**EXERCISE INSTRUCTIONS**
Pictures do not belong in the copy; restate the records below word for word.

**DATA FOR THIS TASK**
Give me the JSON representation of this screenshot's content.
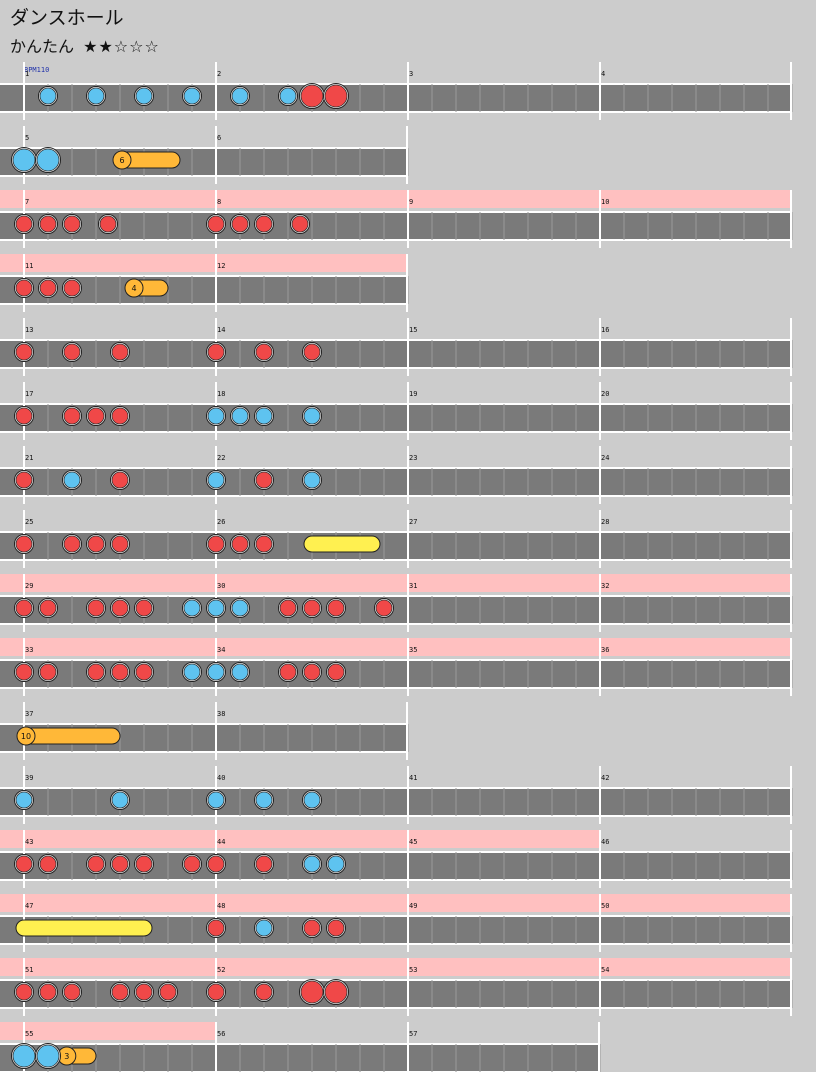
{
  "song": {
    "title": "ダンスホール",
    "difficulty_label": "かんたん",
    "stars": "★★☆☆☆",
    "bpm_label": "BPM110"
  },
  "colors": {
    "background": "#cccccc",
    "lane": "#7a7a7a",
    "lane_border": "#ffffff",
    "gogo": "#ffc0c0",
    "don": "#f04848",
    "ka": "#5ec3f0",
    "roll": "#ffb838",
    "big_roll": "#fff050",
    "balloon": "#ffb838"
  },
  "chart_data": {
    "type": "taiko-score",
    "beats_per_measure": 4,
    "rows": [
      {
        "measures": [
          1,
          2,
          3,
          4
        ],
        "width": 4,
        "gogo": null,
        "notes": [
          [
            0.5,
            "ka"
          ],
          [
            1.5,
            "ka"
          ],
          [
            2.5,
            "ka"
          ],
          [
            3.5,
            "ka"
          ],
          [
            4.5,
            "ka"
          ],
          [
            5.5,
            "ka"
          ],
          [
            6,
            "big-don"
          ],
          [
            6.5,
            "big-don"
          ]
        ],
        "rolls": [],
        "balloons": []
      },
      {
        "measures": [
          5,
          6
        ],
        "width": 2,
        "gogo": null,
        "notes": [
          [
            0,
            "big-ka"
          ],
          [
            0.5,
            "big-ka"
          ]
        ],
        "rolls": [],
        "balloons": [
          [
            2,
            3.25,
            "6"
          ]
        ]
      },
      {
        "measures": [
          7,
          8,
          9,
          10
        ],
        "width": 4,
        "gogo": [
          0,
          4
        ],
        "notes": [
          [
            0,
            "don"
          ],
          [
            0.5,
            "don"
          ],
          [
            1,
            "don"
          ],
          [
            1.75,
            "don"
          ],
          [
            4,
            "don"
          ],
          [
            4.5,
            "don"
          ],
          [
            5,
            "don"
          ],
          [
            5.75,
            "don"
          ]
        ],
        "rolls": [],
        "balloons": []
      },
      {
        "measures": [
          11,
          12
        ],
        "width": 2,
        "gogo": [
          0,
          2
        ],
        "notes": [
          [
            0,
            "don"
          ],
          [
            0.5,
            "don"
          ],
          [
            1,
            "don"
          ]
        ],
        "rolls": [],
        "balloons": [
          [
            2.25,
            3,
            "4"
          ]
        ]
      },
      {
        "measures": [
          13,
          14,
          15,
          16
        ],
        "width": 4,
        "gogo": null,
        "notes": [
          [
            0,
            "don"
          ],
          [
            1,
            "don"
          ],
          [
            2,
            "don"
          ],
          [
            4,
            "don"
          ],
          [
            5,
            "don"
          ],
          [
            6,
            "don"
          ]
        ],
        "rolls": [],
        "balloons": []
      },
      {
        "measures": [
          17,
          18,
          19,
          20
        ],
        "width": 4,
        "gogo": null,
        "notes": [
          [
            0,
            "don"
          ],
          [
            1,
            "don"
          ],
          [
            1.5,
            "don"
          ],
          [
            2,
            "don"
          ],
          [
            4,
            "ka"
          ],
          [
            4.5,
            "ka"
          ],
          [
            5,
            "ka"
          ],
          [
            6,
            "ka"
          ]
        ],
        "rolls": [],
        "balloons": []
      },
      {
        "measures": [
          21,
          22,
          23,
          24
        ],
        "width": 4,
        "gogo": null,
        "notes": [
          [
            0,
            "don"
          ],
          [
            1,
            "ka"
          ],
          [
            2,
            "don"
          ],
          [
            4,
            "ka"
          ],
          [
            5,
            "don"
          ],
          [
            6,
            "ka"
          ]
        ],
        "rolls": [],
        "balloons": []
      },
      {
        "measures": [
          25,
          26,
          27,
          28
        ],
        "width": 4,
        "gogo": null,
        "notes": [
          [
            0,
            "don"
          ],
          [
            1,
            "don"
          ],
          [
            1.5,
            "don"
          ],
          [
            2,
            "don"
          ],
          [
            4,
            "don"
          ],
          [
            4.5,
            "don"
          ],
          [
            5,
            "don"
          ]
        ],
        "rolls": [
          [
            6,
            7.25,
            "big"
          ]
        ],
        "balloons": []
      },
      {
        "measures": [
          29,
          30,
          31,
          32
        ],
        "width": 4,
        "gogo": [
          0,
          4
        ],
        "notes": [
          [
            0,
            "don"
          ],
          [
            0.5,
            "don"
          ],
          [
            1.5,
            "don"
          ],
          [
            2,
            "don"
          ],
          [
            2.5,
            "don"
          ],
          [
            3.5,
            "ka"
          ],
          [
            4,
            "ka"
          ],
          [
            4.5,
            "ka"
          ],
          [
            5.5,
            "don"
          ],
          [
            6,
            "don"
          ],
          [
            6.5,
            "don"
          ],
          [
            7.5,
            "don"
          ]
        ],
        "rolls": [],
        "balloons": []
      },
      {
        "measures": [
          33,
          34,
          35,
          36
        ],
        "width": 4,
        "gogo": [
          0,
          4
        ],
        "notes": [
          [
            0,
            "don"
          ],
          [
            0.5,
            "don"
          ],
          [
            1.5,
            "don"
          ],
          [
            2,
            "don"
          ],
          [
            2.5,
            "don"
          ],
          [
            3.5,
            "ka"
          ],
          [
            4,
            "ka"
          ],
          [
            4.5,
            "ka"
          ],
          [
            5.5,
            "don"
          ],
          [
            6,
            "don"
          ],
          [
            6.5,
            "don"
          ]
        ],
        "rolls": [],
        "balloons": []
      },
      {
        "measures": [
          37,
          38
        ],
        "width": 2,
        "gogo": null,
        "notes": [],
        "rolls": [],
        "balloons": [
          [
            0,
            2,
            "10"
          ]
        ]
      },
      {
        "measures": [
          39,
          40,
          41,
          42
        ],
        "width": 4,
        "gogo": null,
        "notes": [
          [
            0,
            "ka"
          ],
          [
            2,
            "ka"
          ],
          [
            4,
            "ka"
          ],
          [
            5,
            "ka"
          ],
          [
            6,
            "ka"
          ]
        ],
        "rolls": [],
        "balloons": []
      },
      {
        "measures": [
          43,
          44,
          45,
          46
        ],
        "width": 4,
        "gogo": [
          0,
          3
        ],
        "notes": [
          [
            0,
            "don"
          ],
          [
            0.5,
            "don"
          ],
          [
            1.5,
            "don"
          ],
          [
            2,
            "don"
          ],
          [
            2.5,
            "don"
          ],
          [
            3.5,
            "don"
          ],
          [
            4,
            "don"
          ],
          [
            5,
            "don"
          ],
          [
            6,
            "ka"
          ],
          [
            6.5,
            "ka"
          ]
        ],
        "rolls": [],
        "balloons": []
      },
      {
        "measures": [
          47,
          48,
          49,
          50
        ],
        "width": 4,
        "gogo": [
          0,
          4
        ],
        "notes": [
          [
            4,
            "don"
          ],
          [
            5,
            "ka"
          ],
          [
            6,
            "don"
          ],
          [
            6.5,
            "don"
          ]
        ],
        "rolls": [
          [
            0,
            2.5,
            "big"
          ]
        ],
        "balloons": []
      },
      {
        "measures": [
          51,
          52,
          53,
          54
        ],
        "width": 4,
        "gogo": [
          0,
          4
        ],
        "notes": [
          [
            0,
            "don"
          ],
          [
            0.5,
            "don"
          ],
          [
            1,
            "don"
          ],
          [
            2,
            "don"
          ],
          [
            2.5,
            "don"
          ],
          [
            3,
            "don"
          ],
          [
            4,
            "don"
          ],
          [
            5,
            "don"
          ],
          [
            6,
            "big-don"
          ],
          [
            6.5,
            "big-don"
          ]
        ],
        "rolls": [],
        "balloons": []
      },
      {
        "measures": [
          55,
          56,
          57
        ],
        "width": 3,
        "gogo": [
          0,
          1
        ],
        "notes": [
          [
            0,
            "big-ka"
          ],
          [
            0.5,
            "big-ka"
          ]
        ],
        "rolls": [],
        "balloons": [
          [
            0.85,
            1.5,
            "3"
          ]
        ]
      }
    ]
  }
}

**RESPONSE**
Give me the JSON representation of this screenshot's content.
{
  "song": {
    "title": "ダンスホール",
    "difficulty_label": "かんたん",
    "stars": "★★☆☆☆",
    "bpm_label": "BPM110"
  },
  "colors": {
    "background": "#cccccc",
    "lane": "#7a7a7a",
    "lane_border": "#ffffff",
    "gogo": "#ffc0c0",
    "don": "#f04848",
    "ka": "#5ec3f0",
    "roll": "#ffb838",
    "big_roll": "#fff050",
    "balloon": "#ffb838"
  },
  "chart_data": {
    "type": "taiko-score",
    "beats_per_measure": 4,
    "rows": [
      {
        "measures": [
          1,
          2,
          3,
          4
        ],
        "width": 4,
        "gogo": null,
        "notes": [
          [
            0.5,
            "ka"
          ],
          [
            1.5,
            "ka"
          ],
          [
            2.5,
            "ka"
          ],
          [
            3.5,
            "ka"
          ],
          [
            4.5,
            "ka"
          ],
          [
            5.5,
            "ka"
          ],
          [
            6,
            "big-don"
          ],
          [
            6.5,
            "big-don"
          ]
        ],
        "rolls": [],
        "balloons": []
      },
      {
        "measures": [
          5,
          6
        ],
        "width": 2,
        "gogo": null,
        "notes": [
          [
            0,
            "big-ka"
          ],
          [
            0.5,
            "big-ka"
          ]
        ],
        "rolls": [],
        "balloons": [
          [
            2,
            3.25,
            "6"
          ]
        ]
      },
      {
        "measures": [
          7,
          8,
          9,
          10
        ],
        "width": 4,
        "gogo": [
          0,
          4
        ],
        "notes": [
          [
            0,
            "don"
          ],
          [
            0.5,
            "don"
          ],
          [
            1,
            "don"
          ],
          [
            1.75,
            "don"
          ],
          [
            4,
            "don"
          ],
          [
            4.5,
            "don"
          ],
          [
            5,
            "don"
          ],
          [
            5.75,
            "don"
          ]
        ],
        "rolls": [],
        "balloons": []
      },
      {
        "measures": [
          11,
          12
        ],
        "width": 2,
        "gogo": [
          0,
          2
        ],
        "notes": [
          [
            0,
            "don"
          ],
          [
            0.5,
            "don"
          ],
          [
            1,
            "don"
          ]
        ],
        "rolls": [],
        "balloons": [
          [
            2.25,
            3,
            "4"
          ]
        ]
      },
      {
        "measures": [
          13,
          14,
          15,
          16
        ],
        "width": 4,
        "gogo": null,
        "notes": [
          [
            0,
            "don"
          ],
          [
            1,
            "don"
          ],
          [
            2,
            "don"
          ],
          [
            4,
            "don"
          ],
          [
            5,
            "don"
          ],
          [
            6,
            "don"
          ]
        ],
        "rolls": [],
        "balloons": []
      },
      {
        "measures": [
          17,
          18,
          19,
          20
        ],
        "width": 4,
        "gogo": null,
        "notes": [
          [
            0,
            "don"
          ],
          [
            1,
            "don"
          ],
          [
            1.5,
            "don"
          ],
          [
            2,
            "don"
          ],
          [
            4,
            "ka"
          ],
          [
            4.5,
            "ka"
          ],
          [
            5,
            "ka"
          ],
          [
            6,
            "ka"
          ]
        ],
        "rolls": [],
        "balloons": []
      },
      {
        "measures": [
          21,
          22,
          23,
          24
        ],
        "width": 4,
        "gogo": null,
        "notes": [
          [
            0,
            "don"
          ],
          [
            1,
            "ka"
          ],
          [
            2,
            "don"
          ],
          [
            4,
            "ka"
          ],
          [
            5,
            "don"
          ],
          [
            6,
            "ka"
          ]
        ],
        "rolls": [],
        "balloons": []
      },
      {
        "measures": [
          25,
          26,
          27,
          28
        ],
        "width": 4,
        "gogo": null,
        "notes": [
          [
            0,
            "don"
          ],
          [
            1,
            "don"
          ],
          [
            1.5,
            "don"
          ],
          [
            2,
            "don"
          ],
          [
            4,
            "don"
          ],
          [
            4.5,
            "don"
          ],
          [
            5,
            "don"
          ]
        ],
        "rolls": [
          [
            6,
            7.25,
            "big"
          ]
        ],
        "balloons": []
      },
      {
        "measures": [
          29,
          30,
          31,
          32
        ],
        "width": 4,
        "gogo": [
          0,
          4
        ],
        "notes": [
          [
            0,
            "don"
          ],
          [
            0.5,
            "don"
          ],
          [
            1.5,
            "don"
          ],
          [
            2,
            "don"
          ],
          [
            2.5,
            "don"
          ],
          [
            3.5,
            "ka"
          ],
          [
            4,
            "ka"
          ],
          [
            4.5,
            "ka"
          ],
          [
            5.5,
            "don"
          ],
          [
            6,
            "don"
          ],
          [
            6.5,
            "don"
          ],
          [
            7.5,
            "don"
          ]
        ],
        "rolls": [],
        "balloons": []
      },
      {
        "measures": [
          33,
          34,
          35,
          36
        ],
        "width": 4,
        "gogo": [
          0,
          4
        ],
        "notes": [
          [
            0,
            "don"
          ],
          [
            0.5,
            "don"
          ],
          [
            1.5,
            "don"
          ],
          [
            2,
            "don"
          ],
          [
            2.5,
            "don"
          ],
          [
            3.5,
            "ka"
          ],
          [
            4,
            "ka"
          ],
          [
            4.5,
            "ka"
          ],
          [
            5.5,
            "don"
          ],
          [
            6,
            "don"
          ],
          [
            6.5,
            "don"
          ]
        ],
        "rolls": [],
        "balloons": []
      },
      {
        "measures": [
          37,
          38
        ],
        "width": 2,
        "gogo": null,
        "notes": [],
        "rolls": [],
        "balloons": [
          [
            0,
            2,
            "10"
          ]
        ]
      },
      {
        "measures": [
          39,
          40,
          41,
          42
        ],
        "width": 4,
        "gogo": null,
        "notes": [
          [
            0,
            "ka"
          ],
          [
            2,
            "ka"
          ],
          [
            4,
            "ka"
          ],
          [
            5,
            "ka"
          ],
          [
            6,
            "ka"
          ]
        ],
        "rolls": [],
        "balloons": []
      },
      {
        "measures": [
          43,
          44,
          45,
          46
        ],
        "width": 4,
        "gogo": [
          0,
          3
        ],
        "notes": [
          [
            0,
            "don"
          ],
          [
            0.5,
            "don"
          ],
          [
            1.5,
            "don"
          ],
          [
            2,
            "don"
          ],
          [
            2.5,
            "don"
          ],
          [
            3.5,
            "don"
          ],
          [
            4,
            "don"
          ],
          [
            5,
            "don"
          ],
          [
            6,
            "ka"
          ],
          [
            6.5,
            "ka"
          ]
        ],
        "rolls": [],
        "balloons": []
      },
      {
        "measures": [
          47,
          48,
          49,
          50
        ],
        "width": 4,
        "gogo": [
          0,
          4
        ],
        "notes": [
          [
            4,
            "don"
          ],
          [
            5,
            "ka"
          ],
          [
            6,
            "don"
          ],
          [
            6.5,
            "don"
          ]
        ],
        "rolls": [
          [
            0,
            2.5,
            "big"
          ]
        ],
        "balloons": []
      },
      {
        "measures": [
          51,
          52,
          53,
          54
        ],
        "width": 4,
        "gogo": [
          0,
          4
        ],
        "notes": [
          [
            0,
            "don"
          ],
          [
            0.5,
            "don"
          ],
          [
            1,
            "don"
          ],
          [
            2,
            "don"
          ],
          [
            2.5,
            "don"
          ],
          [
            3,
            "don"
          ],
          [
            4,
            "don"
          ],
          [
            5,
            "don"
          ],
          [
            6,
            "big-don"
          ],
          [
            6.5,
            "big-don"
          ]
        ],
        "rolls": [],
        "balloons": []
      },
      {
        "measures": [
          55,
          56,
          57
        ],
        "width": 3,
        "gogo": [
          0,
          1
        ],
        "notes": [
          [
            0,
            "big-ka"
          ],
          [
            0.5,
            "big-ka"
          ]
        ],
        "rolls": [],
        "balloons": [
          [
            0.85,
            1.5,
            "3"
          ]
        ]
      }
    ]
  }
}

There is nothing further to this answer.